## STATED TASK:
Pictures stay out of the copy; set down each line of the listing below exactly.

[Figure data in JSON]
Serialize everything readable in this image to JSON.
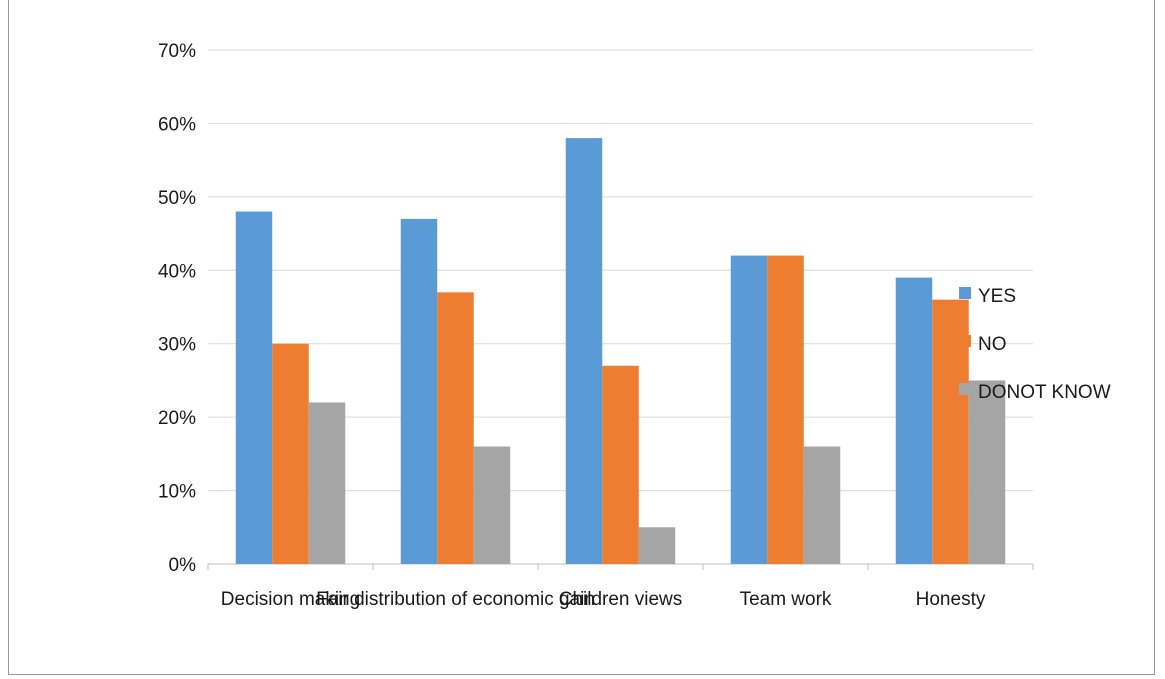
{
  "chart_data": {
    "type": "bar",
    "title": "",
    "xlabel": "",
    "ylabel": "",
    "categories": [
      "Decision making",
      "Fair distribution of economic gain",
      "Children views",
      "Team work",
      "Honesty"
    ],
    "series": [
      {
        "name": "YES",
        "values": [
          48,
          47,
          58,
          42,
          39
        ],
        "color": "#5b9bd5"
      },
      {
        "name": "NO",
        "values": [
          30,
          37,
          27,
          42,
          36
        ],
        "color": "#ed7d31"
      },
      {
        "name": "DONOT KNOW",
        "values": [
          22,
          16,
          5,
          16,
          25
        ],
        "color": "#a5a5a5"
      }
    ],
    "ylim": [
      0,
      70
    ],
    "yticks": [
      "0%",
      "10%",
      "20%",
      "30%",
      "40%",
      "50%",
      "60%",
      "70%"
    ],
    "grid": true,
    "legend_position": "right"
  }
}
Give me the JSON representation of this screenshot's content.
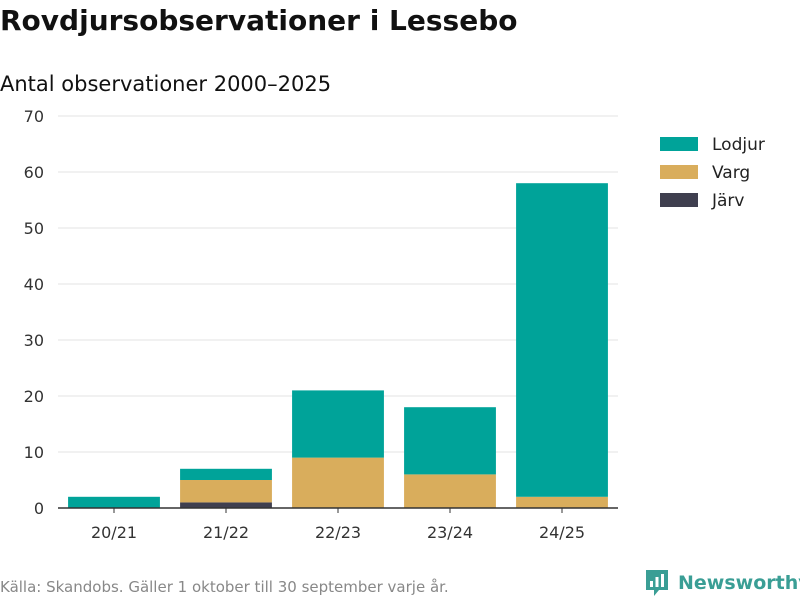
{
  "header": {
    "title": "Rovdjursobservationer i Lessebo",
    "subtitle": "Antal observationer 2000–2025"
  },
  "footer": {
    "source": "Källa: Skandobs. Gäller 1 oktober till 30 september varje år.",
    "brand": "Newsworthy",
    "brand_icon": "newsworthy-logo-icon"
  },
  "colors": {
    "Lodjur": "#00a399",
    "Varg": "#d9ad5c",
    "Järv": "#3f3f4f",
    "grid": "#e3e3e3",
    "axis": "#333333",
    "brand": "#3a9e95"
  },
  "chart_data": {
    "type": "bar",
    "stacked": true,
    "categories": [
      "20/21",
      "21/22",
      "22/23",
      "23/24",
      "24/25"
    ],
    "series": [
      {
        "name": "Järv",
        "values": [
          0,
          1,
          0,
          0,
          0
        ]
      },
      {
        "name": "Varg",
        "values": [
          0,
          4,
          9,
          6,
          2
        ]
      },
      {
        "name": "Lodjur",
        "values": [
          2,
          2,
          12,
          12,
          56
        ]
      }
    ],
    "legend_order": [
      "Lodjur",
      "Varg",
      "Järv"
    ],
    "legend_position": "top-right",
    "title": "Rovdjursobservationer i Lessebo",
    "subtitle": "Antal observationer 2000–2025",
    "xlabel": "",
    "ylabel": "",
    "ylim": [
      0,
      70
    ],
    "yticks": [
      0,
      10,
      20,
      30,
      40,
      50,
      60,
      70
    ],
    "grid": true
  }
}
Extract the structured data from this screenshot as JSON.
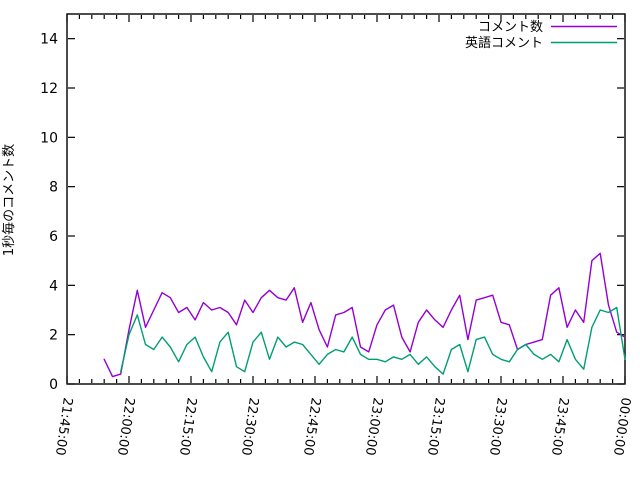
{
  "chart": {
    "background_color": "#ffffff",
    "axis_color": "#000000"
  },
  "chart_data": {
    "type": "line",
    "title": "",
    "xlabel": "",
    "ylabel": "1秒毎のコメント数",
    "ylim": [
      0,
      15
    ],
    "x_axis_start": "21:45:00",
    "x_axis_end": "00:00:00",
    "x_range_minutes": 135,
    "x_major_step_min": 15,
    "x_minor_step_min": 3,
    "grid": false,
    "legend_position": "top-right-inside",
    "x_tick_labels": [
      "21:45:00",
      "22:00:00",
      "22:15:00",
      "22:30:00",
      "22:45:00",
      "23:00:00",
      "23:15:00",
      "23:30:00",
      "23:45:00",
      "00:00:00"
    ],
    "y_tick_values": [
      0,
      2,
      4,
      6,
      8,
      10,
      12,
      14
    ],
    "series": [
      {
        "name": "コメント数",
        "color": "#9400d3",
        "times": [
          "21:54",
          "21:56",
          "21:58",
          "22:00",
          "22:02",
          "22:04",
          "22:06",
          "22:08",
          "22:10",
          "22:12",
          "22:14",
          "22:16",
          "22:18",
          "22:20",
          "22:22",
          "22:24",
          "22:26",
          "22:28",
          "22:30",
          "22:32",
          "22:34",
          "22:36",
          "22:38",
          "22:40",
          "22:42",
          "22:44",
          "22:46",
          "22:48",
          "22:50",
          "22:52",
          "22:54",
          "22:56",
          "22:58",
          "23:00",
          "23:02",
          "23:04",
          "23:06",
          "23:08",
          "23:10",
          "23:12",
          "23:14",
          "23:16",
          "23:18",
          "23:20",
          "23:22",
          "23:24",
          "23:26",
          "23:28",
          "23:30",
          "23:32",
          "23:34",
          "23:36",
          "23:38",
          "23:40",
          "23:42",
          "23:44",
          "23:46",
          "23:48",
          "23:50",
          "23:52",
          "23:54",
          "23:56",
          "23:58",
          "00:00"
        ],
        "values": [
          1.0,
          0.3,
          0.4,
          2.2,
          3.8,
          2.3,
          3.0,
          3.7,
          3.5,
          2.9,
          3.1,
          2.6,
          3.3,
          3.0,
          3.1,
          2.9,
          2.4,
          3.4,
          2.9,
          3.5,
          3.8,
          3.5,
          3.4,
          3.9,
          2.5,
          3.3,
          2.2,
          1.5,
          2.8,
          2.9,
          3.1,
          1.5,
          1.3,
          2.4,
          3.0,
          3.2,
          1.9,
          1.3,
          2.5,
          3.0,
          2.6,
          2.3,
          3.0,
          3.6,
          1.8,
          3.4,
          3.5,
          3.6,
          2.5,
          2.4,
          1.4,
          1.6,
          1.7,
          1.8,
          3.6,
          3.9,
          2.3,
          3.0,
          2.5,
          5.0,
          5.3,
          3.2,
          2.1,
          1.9
        ]
      },
      {
        "name": "英語コメント",
        "color": "#009e73",
        "times": [
          "21:58",
          "22:00",
          "22:02",
          "22:04",
          "22:06",
          "22:08",
          "22:10",
          "22:12",
          "22:14",
          "22:16",
          "22:18",
          "22:20",
          "22:22",
          "22:24",
          "22:26",
          "22:28",
          "22:30",
          "22:32",
          "22:34",
          "22:36",
          "22:38",
          "22:40",
          "22:42",
          "22:44",
          "22:46",
          "22:48",
          "22:50",
          "22:52",
          "22:54",
          "22:56",
          "22:58",
          "23:00",
          "23:02",
          "23:04",
          "23:06",
          "23:08",
          "23:10",
          "23:12",
          "23:14",
          "23:16",
          "23:18",
          "23:20",
          "23:22",
          "23:24",
          "23:26",
          "23:28",
          "23:30",
          "23:32",
          "23:34",
          "23:36",
          "23:38",
          "23:40",
          "23:42",
          "23:44",
          "23:46",
          "23:48",
          "23:50",
          "23:52",
          "23:54",
          "23:56",
          "23:58",
          "00:00"
        ],
        "values": [
          0.5,
          2.0,
          2.8,
          1.6,
          1.4,
          1.9,
          1.5,
          0.9,
          1.6,
          1.9,
          1.1,
          0.5,
          1.7,
          2.1,
          0.7,
          0.5,
          1.7,
          2.1,
          1.0,
          1.9,
          1.5,
          1.7,
          1.6,
          1.2,
          0.8,
          1.2,
          1.4,
          1.3,
          1.9,
          1.2,
          1.0,
          1.0,
          0.9,
          1.1,
          1.0,
          1.2,
          0.8,
          1.1,
          0.7,
          0.4,
          1.4,
          1.6,
          0.5,
          1.8,
          1.9,
          1.2,
          1.0,
          0.9,
          1.4,
          1.6,
          1.2,
          1.0,
          1.2,
          0.9,
          1.8,
          1.0,
          0.6,
          2.3,
          3.0,
          2.9,
          3.1,
          1.0
        ]
      }
    ]
  }
}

## SOLVED EXERCISE:
Serialize everything readable in this image to JSON.
{
  "chart_data": {
    "type": "bar",
    "title": "",
    "xlabel": "",
    "ylabel": "",
    "categories": [
      "Decision making",
      "Fair distribution of economic gain",
      "Children views",
      "Team work",
      "Honesty"
    ],
    "series": [
      {
        "name": "YES",
        "values": [
          48,
          47,
          58,
          42,
          39
        ],
        "color": "#5b9bd5"
      },
      {
        "name": "NO",
        "values": [
          30,
          37,
          27,
          42,
          36
        ],
        "color": "#ed7d31"
      },
      {
        "name": "DONOT KNOW",
        "values": [
          22,
          16,
          5,
          16,
          25
        ],
        "color": "#a5a5a5"
      }
    ],
    "ylim": [
      0,
      70
    ],
    "yticks": [
      "0%",
      "10%",
      "20%",
      "30%",
      "40%",
      "50%",
      "60%",
      "70%"
    ],
    "grid": true,
    "legend_position": "right"
  }
}
Give me the JSON representation of this screenshot's content.
{
  "header": {
    "title": "Rovdjursobservationer i Lessebo",
    "subtitle": "Antal observationer 2000–2025"
  },
  "footer": {
    "source": "Källa: Skandobs. Gäller 1 oktober till 30 september varje år.",
    "brand": "Newsworthy",
    "brand_icon": "newsworthy-logo-icon"
  },
  "colors": {
    "Lodjur": "#00a399",
    "Varg": "#d9ad5c",
    "Järv": "#3f3f4f",
    "grid": "#e3e3e3",
    "axis": "#333333",
    "brand": "#3a9e95"
  },
  "chart_data": {
    "type": "bar",
    "stacked": true,
    "categories": [
      "20/21",
      "21/22",
      "22/23",
      "23/24",
      "24/25"
    ],
    "series": [
      {
        "name": "Järv",
        "values": [
          0,
          1,
          0,
          0,
          0
        ]
      },
      {
        "name": "Varg",
        "values": [
          0,
          4,
          9,
          6,
          2
        ]
      },
      {
        "name": "Lodjur",
        "values": [
          2,
          2,
          12,
          12,
          56
        ]
      }
    ],
    "legend_order": [
      "Lodjur",
      "Varg",
      "Järv"
    ],
    "legend_position": "top-right",
    "title": "Rovdjursobservationer i Lessebo",
    "subtitle": "Antal observationer 2000–2025",
    "xlabel": "",
    "ylabel": "",
    "ylim": [
      0,
      70
    ],
    "yticks": [
      0,
      10,
      20,
      30,
      40,
      50,
      60,
      70
    ],
    "grid": true
  }
}
Extract the structured data from this screenshot as JSON.
{
  "chart": {
    "background_color": "#ffffff",
    "axis_color": "#000000"
  },
  "chart_data": {
    "type": "line",
    "title": "",
    "xlabel": "",
    "ylabel": "1秒毎のコメント数",
    "ylim": [
      0,
      15
    ],
    "x_axis_start": "21:45:00",
    "x_axis_end": "00:00:00",
    "x_range_minutes": 135,
    "x_major_step_min": 15,
    "x_minor_step_min": 3,
    "grid": false,
    "legend_position": "top-right-inside",
    "x_tick_labels": [
      "21:45:00",
      "22:00:00",
      "22:15:00",
      "22:30:00",
      "22:45:00",
      "23:00:00",
      "23:15:00",
      "23:30:00",
      "23:45:00",
      "00:00:00"
    ],
    "y_tick_values": [
      0,
      2,
      4,
      6,
      8,
      10,
      12,
      14
    ],
    "series": [
      {
        "name": "コメント数",
        "color": "#9400d3",
        "times": [
          "21:54",
          "21:56",
          "21:58",
          "22:00",
          "22:02",
          "22:04",
          "22:06",
          "22:08",
          "22:10",
          "22:12",
          "22:14",
          "22:16",
          "22:18",
          "22:20",
          "22:22",
          "22:24",
          "22:26",
          "22:28",
          "22:30",
          "22:32",
          "22:34",
          "22:36",
          "22:38",
          "22:40",
          "22:42",
          "22:44",
          "22:46",
          "22:48",
          "22:50",
          "22:52",
          "22:54",
          "22:56",
          "22:58",
          "23:00",
          "23:02",
          "23:04",
          "23:06",
          "23:08",
          "23:10",
          "23:12",
          "23:14",
          "23:16",
          "23:18",
          "23:20",
          "23:22",
          "23:24",
          "23:26",
          "23:28",
          "23:30",
          "23:32",
          "23:34",
          "23:36",
          "23:38",
          "23:40",
          "23:42",
          "23:44",
          "23:46",
          "23:48",
          "23:50",
          "23:52",
          "23:54",
          "23:56",
          "23:58",
          "00:00"
        ],
        "values": [
          1.0,
          0.3,
          0.4,
          2.2,
          3.8,
          2.3,
          3.0,
          3.7,
          3.5,
          2.9,
          3.1,
          2.6,
          3.3,
          3.0,
          3.1,
          2.9,
          2.4,
          3.4,
          2.9,
          3.5,
          3.8,
          3.5,
          3.4,
          3.9,
          2.5,
          3.3,
          2.2,
          1.5,
          2.8,
          2.9,
          3.1,
          1.5,
          1.3,
          2.4,
          3.0,
          3.2,
          1.9,
          1.3,
          2.5,
          3.0,
          2.6,
          2.3,
          3.0,
          3.6,
          1.8,
          3.4,
          3.5,
          3.6,
          2.5,
          2.4,
          1.4,
          1.6,
          1.7,
          1.8,
          3.6,
          3.9,
          2.3,
          3.0,
          2.5,
          5.0,
          5.3,
          3.2,
          2.1,
          1.9
        ]
      },
      {
        "name": "英語コメント",
        "color": "#009e73",
        "times": [
          "21:58",
          "22:00",
          "22:02",
          "22:04",
          "22:06",
          "22:08",
          "22:10",
          "22:12",
          "22:14",
          "22:16",
          "22:18",
          "22:20",
          "22:22",
          "22:24",
          "22:26",
          "22:28",
          "22:30",
          "22:32",
          "22:34",
          "22:36",
          "22:38",
          "22:40",
          "22:42",
          "22:44",
          "22:46",
          "22:48",
          "22:50",
          "22:52",
          "22:54",
          "22:56",
          "22:58",
          "23:00",
          "23:02",
          "23:04",
          "23:06",
          "23:08",
          "23:10",
          "23:12",
          "23:14",
          "23:16",
          "23:18",
          "23:20",
          "23:22",
          "23:24",
          "23:26",
          "23:28",
          "23:30",
          "23:32",
          "23:34",
          "23:36",
          "23:38",
          "23:40",
          "23:42",
          "23:44",
          "23:46",
          "23:48",
          "23:50",
          "23:52",
          "23:54",
          "23:56",
          "23:58",
          "00:00"
        ],
        "values": [
          0.5,
          2.0,
          2.8,
          1.6,
          1.4,
          1.9,
          1.5,
          0.9,
          1.6,
          1.9,
          1.1,
          0.5,
          1.7,
          2.1,
          0.7,
          0.5,
          1.7,
          2.1,
          1.0,
          1.9,
          1.5,
          1.7,
          1.6,
          1.2,
          0.8,
          1.2,
          1.4,
          1.3,
          1.9,
          1.2,
          1.0,
          1.0,
          0.9,
          1.1,
          1.0,
          1.2,
          0.8,
          1.1,
          0.7,
          0.4,
          1.4,
          1.6,
          0.5,
          1.8,
          1.9,
          1.2,
          1.0,
          0.9,
          1.4,
          1.6,
          1.2,
          1.0,
          1.2,
          0.9,
          1.8,
          1.0,
          0.6,
          2.3,
          3.0,
          2.9,
          3.1,
          1.0
        ]
      }
    ]
  }
}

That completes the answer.